** START OF RAW RECORDS **

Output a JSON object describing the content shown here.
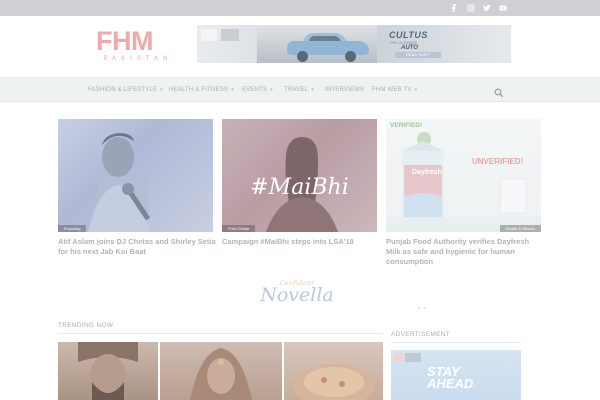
{
  "top_bar": {
    "social_icons": [
      "facebook-icon",
      "instagram-icon",
      "twitter-icon",
      "youtube-icon"
    ]
  },
  "header": {
    "logo_main": "FHM",
    "logo_sub": "PAKISTAN",
    "banner": {
      "headline": "CULTUS",
      "line1": "THE ULTIMATE",
      "line2": "AUTO",
      "line3": "GEAR SHIFT"
    }
  },
  "nav": {
    "items": [
      {
        "label": "FASHION & LIFESTYLE",
        "has_dropdown": true
      },
      {
        "label": "HEALTH & FITNESS",
        "has_dropdown": true
      },
      {
        "label": "EVENTS",
        "has_dropdown": true
      },
      {
        "label": "TRAVEL",
        "has_dropdown": true
      },
      {
        "label": "INTERVIEWS",
        "has_dropdown": false
      },
      {
        "label": "FHM WEB TV",
        "has_dropdown": true
      }
    ],
    "caret": "▾",
    "search_icon": "search-icon"
  },
  "featured": [
    {
      "category": "Exposing",
      "title_lines": [
        "Atif Aslam joins DJ Chetas and Shirley Setia",
        "for his next Jab Koi Baat"
      ]
    },
    {
      "category": "FHM Chime",
      "overlay": "#MaiBhi",
      "title_lines": [
        "Campaign #MaiBhi steps into LSA'18"
      ]
    },
    {
      "category": "Health & Fitness",
      "overlay_top": "VERIFIED!",
      "overlay_side": "UNVERIFIED!",
      "product": "Dayfresh",
      "title_lines": [
        "Punjab Food Authority verifies Dayfresh",
        "Milk as safe and hygienic for human",
        "consumption"
      ]
    }
  ],
  "novella": {
    "small": "Confident",
    "big": "Novella"
  },
  "trending": {
    "heading": "TRENDING NOW"
  },
  "advertisement": {
    "heading": "ADVERTISEMENT",
    "ad_text_line1": "STAY",
    "ad_text_line2": "AHEAD"
  },
  "colors": {
    "top_bar": "#cfcfd4",
    "nav_bg": "#eef2f2",
    "logo": "#f0a9a9",
    "muted_text": "#b0b5b5"
  }
}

** END OF RAW RECORDS **

__WHAT IS EXPECTED__:
Read the entries above, then pull out the lines that include "category".

__SOLUTION FOR THIS TASK__:
      "category": "Exposing",
      "category": "FHM Chime",
      "category": "Health & Fitness",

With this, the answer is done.